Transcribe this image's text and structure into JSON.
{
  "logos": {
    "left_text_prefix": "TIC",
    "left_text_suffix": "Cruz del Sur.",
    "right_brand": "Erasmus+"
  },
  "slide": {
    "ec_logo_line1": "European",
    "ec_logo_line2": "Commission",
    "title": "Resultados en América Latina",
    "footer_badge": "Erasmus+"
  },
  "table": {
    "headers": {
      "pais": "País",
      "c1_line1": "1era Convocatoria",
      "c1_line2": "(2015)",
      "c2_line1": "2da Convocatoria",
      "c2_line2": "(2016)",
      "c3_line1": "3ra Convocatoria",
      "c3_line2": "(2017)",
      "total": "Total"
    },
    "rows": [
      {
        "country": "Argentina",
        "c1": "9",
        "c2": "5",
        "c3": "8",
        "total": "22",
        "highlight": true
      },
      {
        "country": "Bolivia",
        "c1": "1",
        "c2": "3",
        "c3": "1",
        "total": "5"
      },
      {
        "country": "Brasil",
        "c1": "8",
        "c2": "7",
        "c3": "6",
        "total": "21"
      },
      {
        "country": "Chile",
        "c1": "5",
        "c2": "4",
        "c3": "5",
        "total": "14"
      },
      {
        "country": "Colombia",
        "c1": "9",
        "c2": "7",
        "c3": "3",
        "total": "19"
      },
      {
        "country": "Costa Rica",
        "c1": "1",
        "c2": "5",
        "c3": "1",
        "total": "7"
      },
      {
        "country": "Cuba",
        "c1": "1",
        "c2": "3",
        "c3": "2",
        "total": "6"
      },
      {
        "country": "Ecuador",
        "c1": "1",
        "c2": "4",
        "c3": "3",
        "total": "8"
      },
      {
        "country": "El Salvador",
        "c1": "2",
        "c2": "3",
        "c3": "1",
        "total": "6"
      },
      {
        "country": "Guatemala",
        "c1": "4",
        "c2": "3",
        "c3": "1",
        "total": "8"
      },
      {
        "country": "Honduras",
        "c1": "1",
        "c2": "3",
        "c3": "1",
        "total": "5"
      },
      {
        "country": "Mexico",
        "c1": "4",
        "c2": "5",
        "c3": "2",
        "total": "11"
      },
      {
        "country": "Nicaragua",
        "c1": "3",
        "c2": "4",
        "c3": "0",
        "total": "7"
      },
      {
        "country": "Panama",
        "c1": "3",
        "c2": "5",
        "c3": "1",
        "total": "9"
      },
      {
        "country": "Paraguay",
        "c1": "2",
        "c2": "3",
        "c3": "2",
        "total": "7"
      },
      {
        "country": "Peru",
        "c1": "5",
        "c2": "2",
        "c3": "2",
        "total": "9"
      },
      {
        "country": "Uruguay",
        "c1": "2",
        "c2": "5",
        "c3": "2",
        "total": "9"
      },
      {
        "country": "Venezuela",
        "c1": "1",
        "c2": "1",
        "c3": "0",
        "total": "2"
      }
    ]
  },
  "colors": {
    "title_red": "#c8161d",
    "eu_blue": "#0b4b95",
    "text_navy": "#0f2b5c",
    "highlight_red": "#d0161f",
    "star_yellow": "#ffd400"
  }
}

※ ※ ※

- [Stated exercise]:
Show every line of the records above that contains the word "Convocatoria".

- [Output of the task]:
      "c1_line1": "1era Convocatoria",
      "c2_line1": "2da Convocatoria",
      "c3_line1": "3ra Convocatoria",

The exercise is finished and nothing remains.